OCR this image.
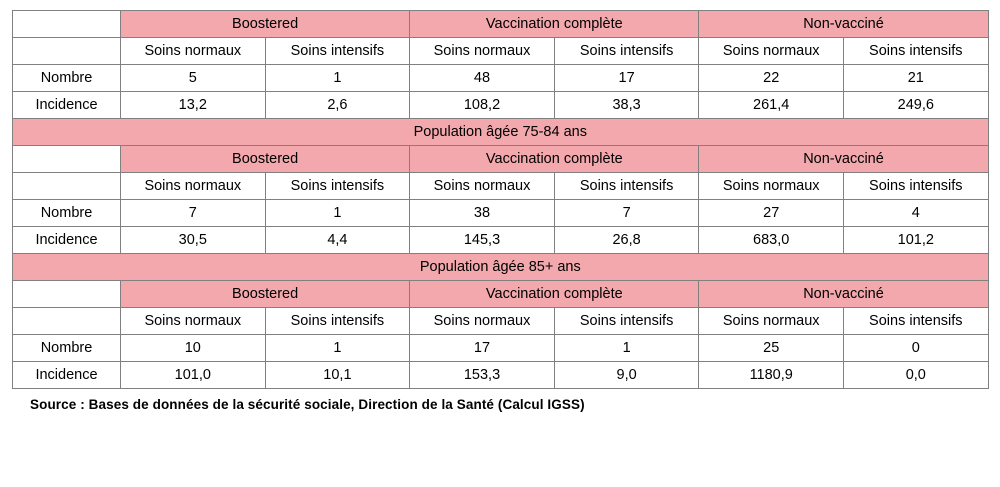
	Boostered		Vaccination complète		Non-vacciné	
	Soins normaux	Soins intensifs	Soins normaux	Soins intensifs	Soins normaux	Soins intensifs
Nombre	5	1	48	17	22	21
Incidence	13,2	2,6	108,2	38,3	261,4	249,6
Population âgée 75-84 ans						
	Boostered		Vaccination complète		Non-vacciné	
	Soins normaux	Soins intensifs	Soins normaux	Soins intensifs	Soins normaux	Soins intensifs
Nombre	7	1	38	7	27	4
Incidence	30,5	4,4	145,3	26,8	683,0	101,2
Population âgée 85+ ans						
	Boostered		Vaccination complète		Non-vacciné	
	Soins normaux	Soins intensifs	Soins normaux	Soins intensifs	Soins normaux	Soins intensifs
Nombre	10	1	17	1	25	0
Incidence	101,0	10,1	153,3	9,0	1180,9	0,0
Source : Bases de données de la sécurité sociale, Direction de la Santé (Calcul IGSS)
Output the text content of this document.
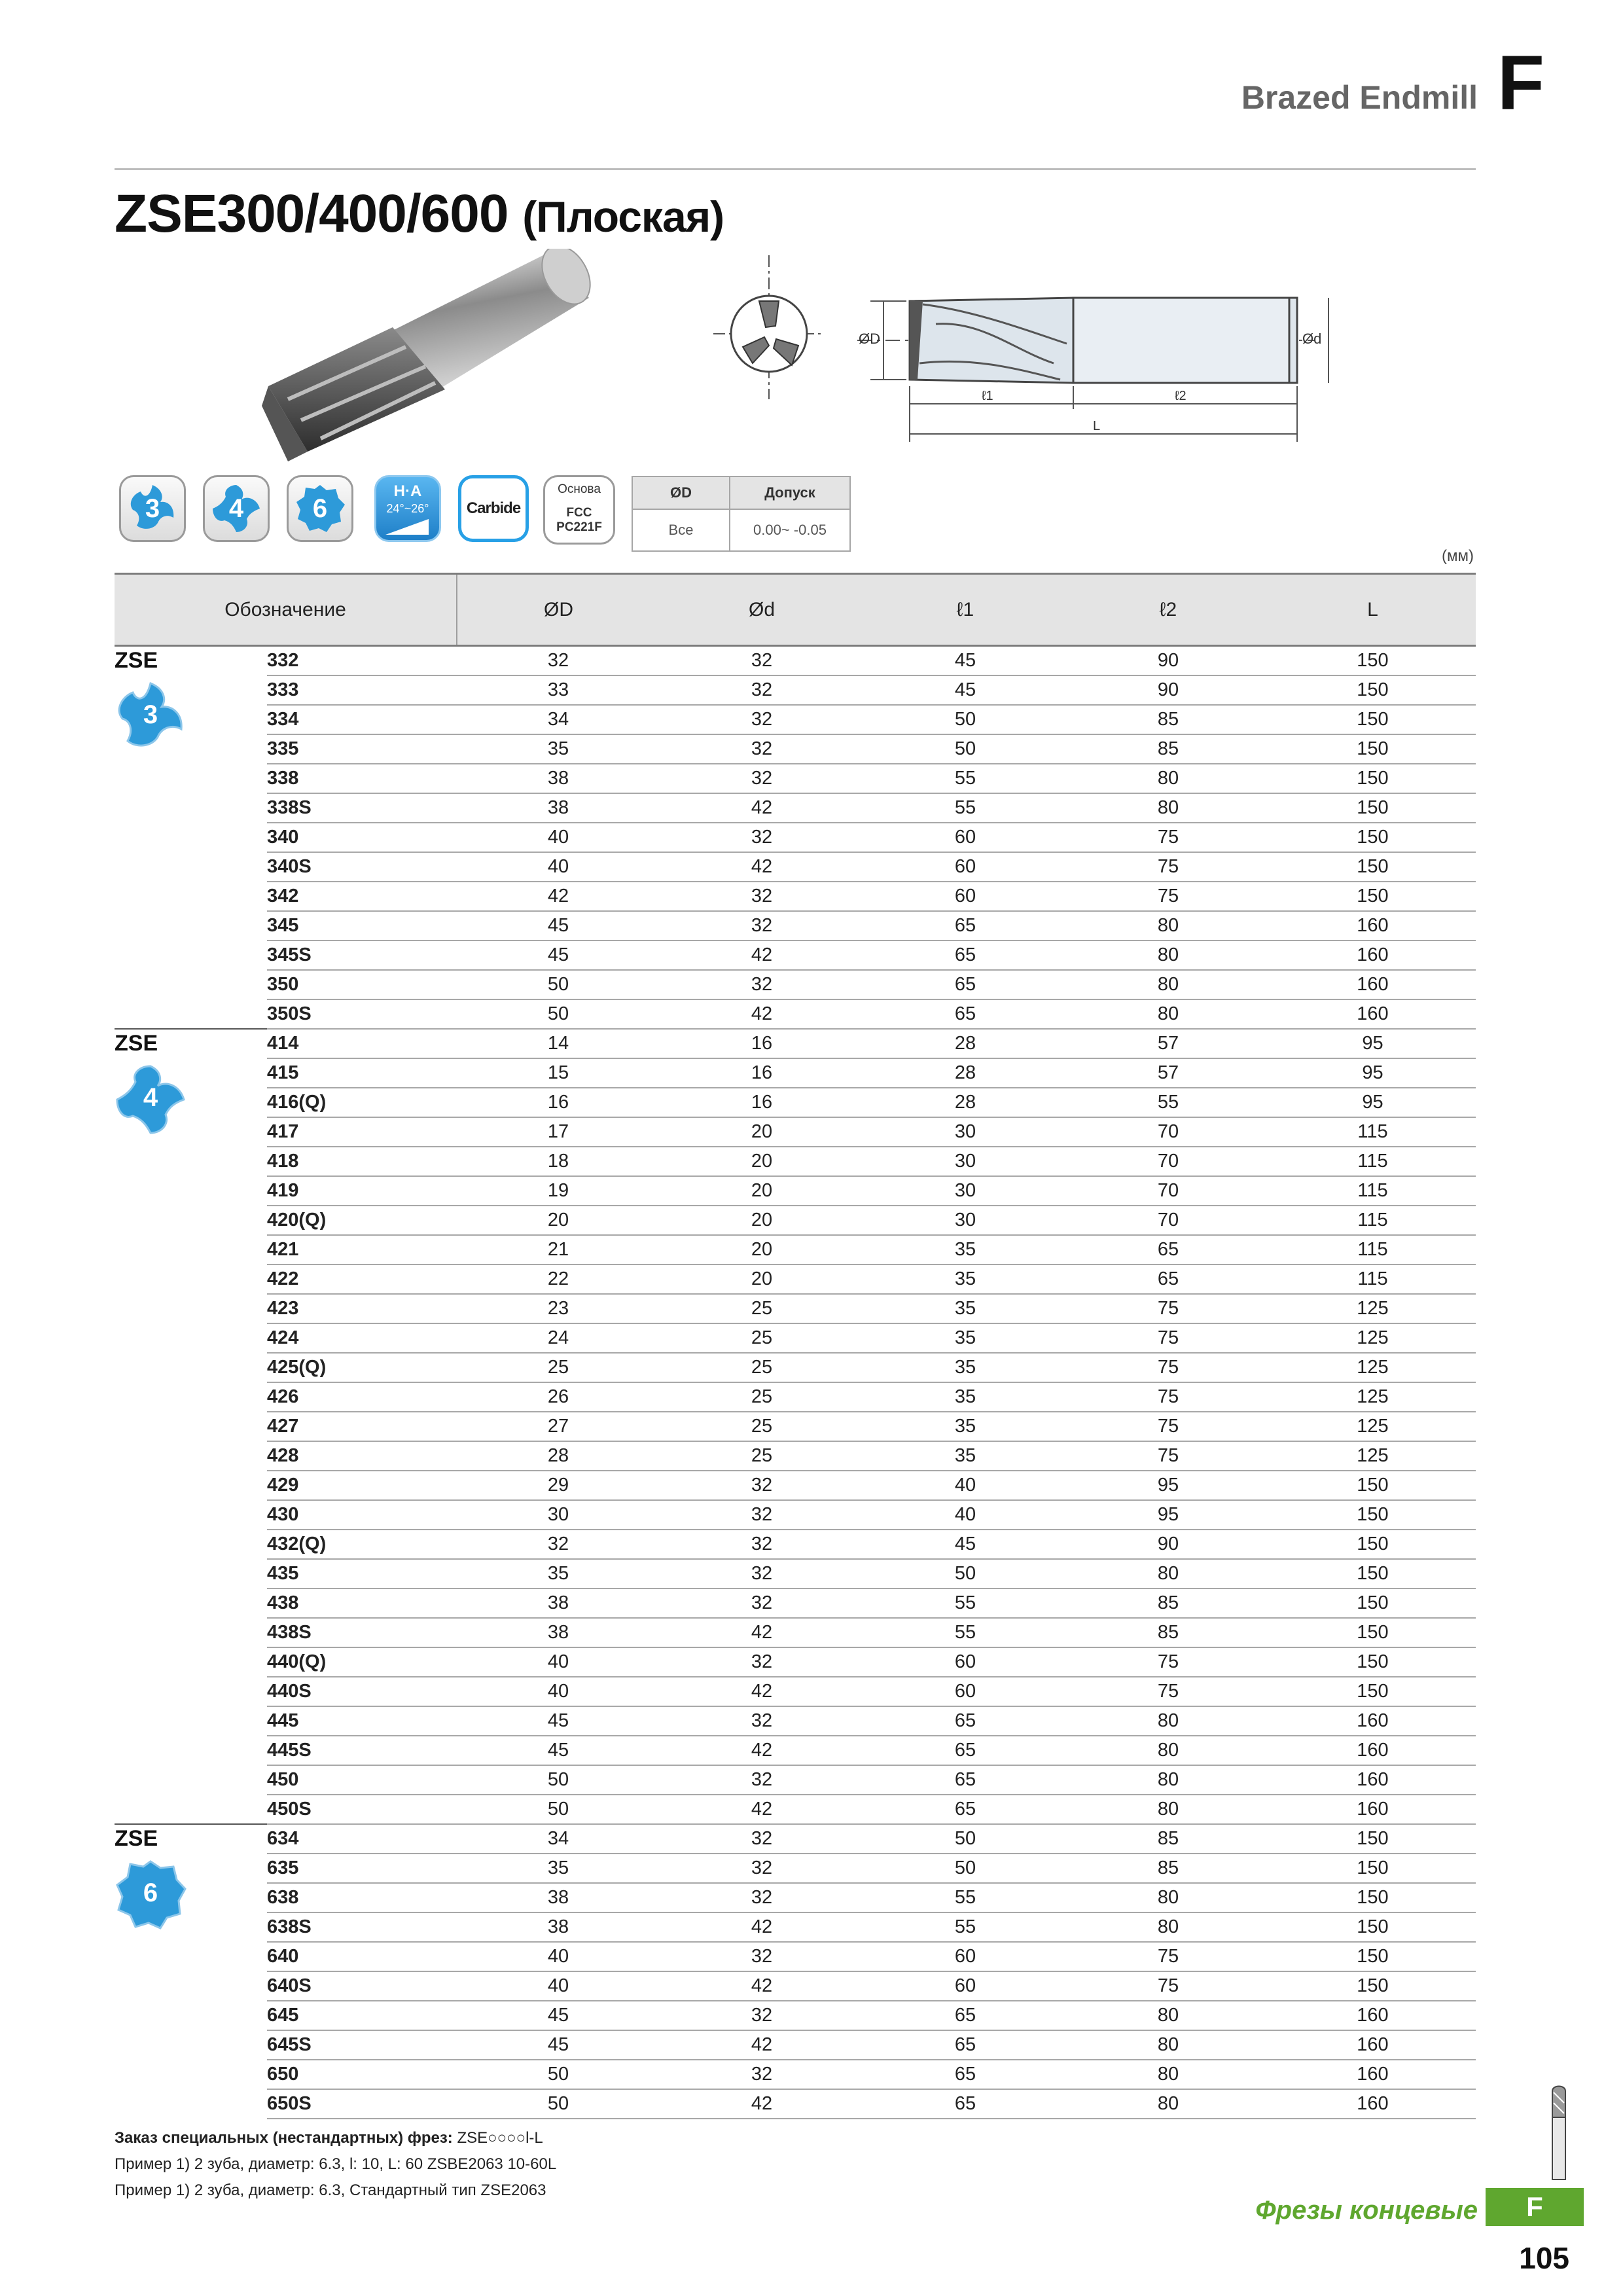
Brazed Endmill F
ZSE300/400/600 (Плоская)
ØD	Ød
ℓ1	ℓ2
L
3	4	6
H·A
24°~26°	Carbide
Основа
FCC
PC221F
ØD	Допуск
Все	0.00~ -0.05
(мм)
Обозначение		ØD	Ød	ℓ1	ℓ2	L

ZSE
3	332	32	32	45	90	150
	333	33	32	45	90	150
	334	34	32	50	85	150
	335	35	32	50	85	150
	338	38	32	55	80	150
	338S	38	42	55	80	150
	340	40	32	60	75	150
	340S	40	42	60	75	150
	342	42	32	60	75	150
	345	45	32	65	80	160
	345S	45	42	65	80	160
	350	50	32	65	80	160
	350S	50	42	65	80	160

ZSE
4	414	14	16	28	57	95
	415	15	16	28	57	95
	416(Q)	16	16	28	55	95
	417	17	20	30	70	115
	418	18	20	30	70	115
	419	19	20	30	70	115
	420(Q)	20	20	30	70	115
	421	21	20	35	65	115
	422	22	20	35	65	115
	423	23	25	35	75	125
	424	24	25	35	75	125
	425(Q)	25	25	35	75	125
	426	26	25	35	75	125
	427	27	25	35	75	125
	428	28	25	35	75	125
	429	29	32	40	95	150
	430	30	32	40	95	150
	432(Q)	32	32	45	90	150
	435	35	32	50	80	150
	438	38	32	55	85	150
	438S	38	42	55	85	150
	440(Q)	40	32	60	75	150
	440S	40	42	60	75	150
	445	45	32	65	80	160
	445S	45	42	65	80	160
	450	50	32	65	80	160
	450S	50	42	65	80	160

ZSE
6	634	34	32	50	85	150
	635	35	32	50	85	150
	638	38	32	55	80	150
	638S	38	42	55	80	150
	640	40	32	60	75	150
	640S	40	42	60	75	150
	645	45	32	65	80	160
	645S	45	42	65	80	160
	650	50	32	65	80	160
	650S	50	42	65	80	160
Заказ специальных (нестандартных) фрез: ZSE○○○○l-L
Пример 1) 2 зуба, диаметр: 6.3, l: 10, L: 60 ZSBE2063 10-60L
Пример 1) 2 зуба, диаметр: 6.3, Стандартный тип ZSE2063
Фрезы концевые	F
105
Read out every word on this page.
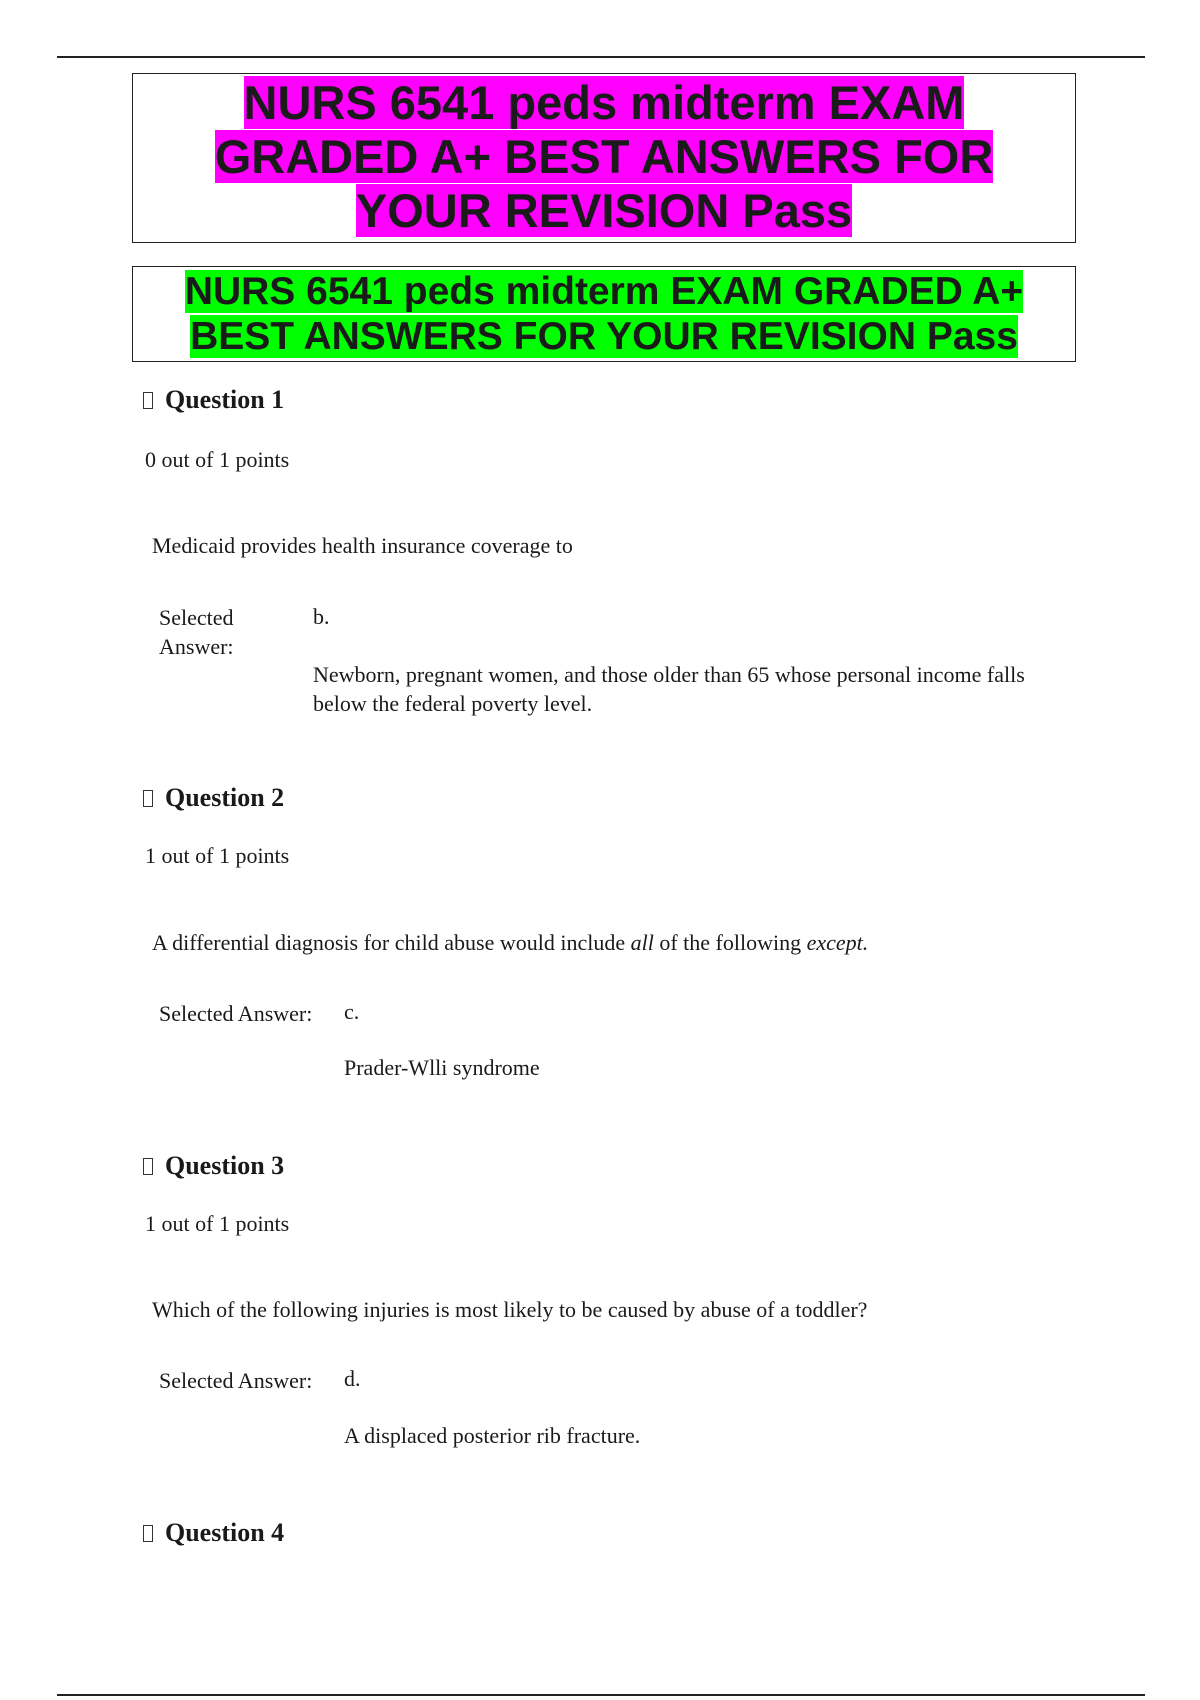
NURS 6541 peds midterm EXAM
GRADED A+ BEST ANSWERS FOR
YOUR REVISION Pass
NURS 6541 peds midterm EXAM GRADED A+
BEST ANSWERS FOR YOUR REVISION Pass
Question 1
0 out of 1 points
Medicaid provides health insurance coverage to
Selected Answer:
b.
Newborn, pregnant women, and those older than 65 whose personal income falls below the federal poverty level.
Question 2
1 out of 1 points
A differential diagnosis for child abuse would include all of the following except.
Selected Answer: c.
Prader-Wlli syndrome
Question 3
1 out of 1 points
Which of the following injuries is most likely to be caused by abuse of a toddler?
Selected Answer: d.
A displaced posterior rib fracture.
Question 4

Exercise details:
Gather up, from the records above, each line where the word "this" appears.

Full response:
OCR this image.
Output the text content of this document.
Read out every word on this page.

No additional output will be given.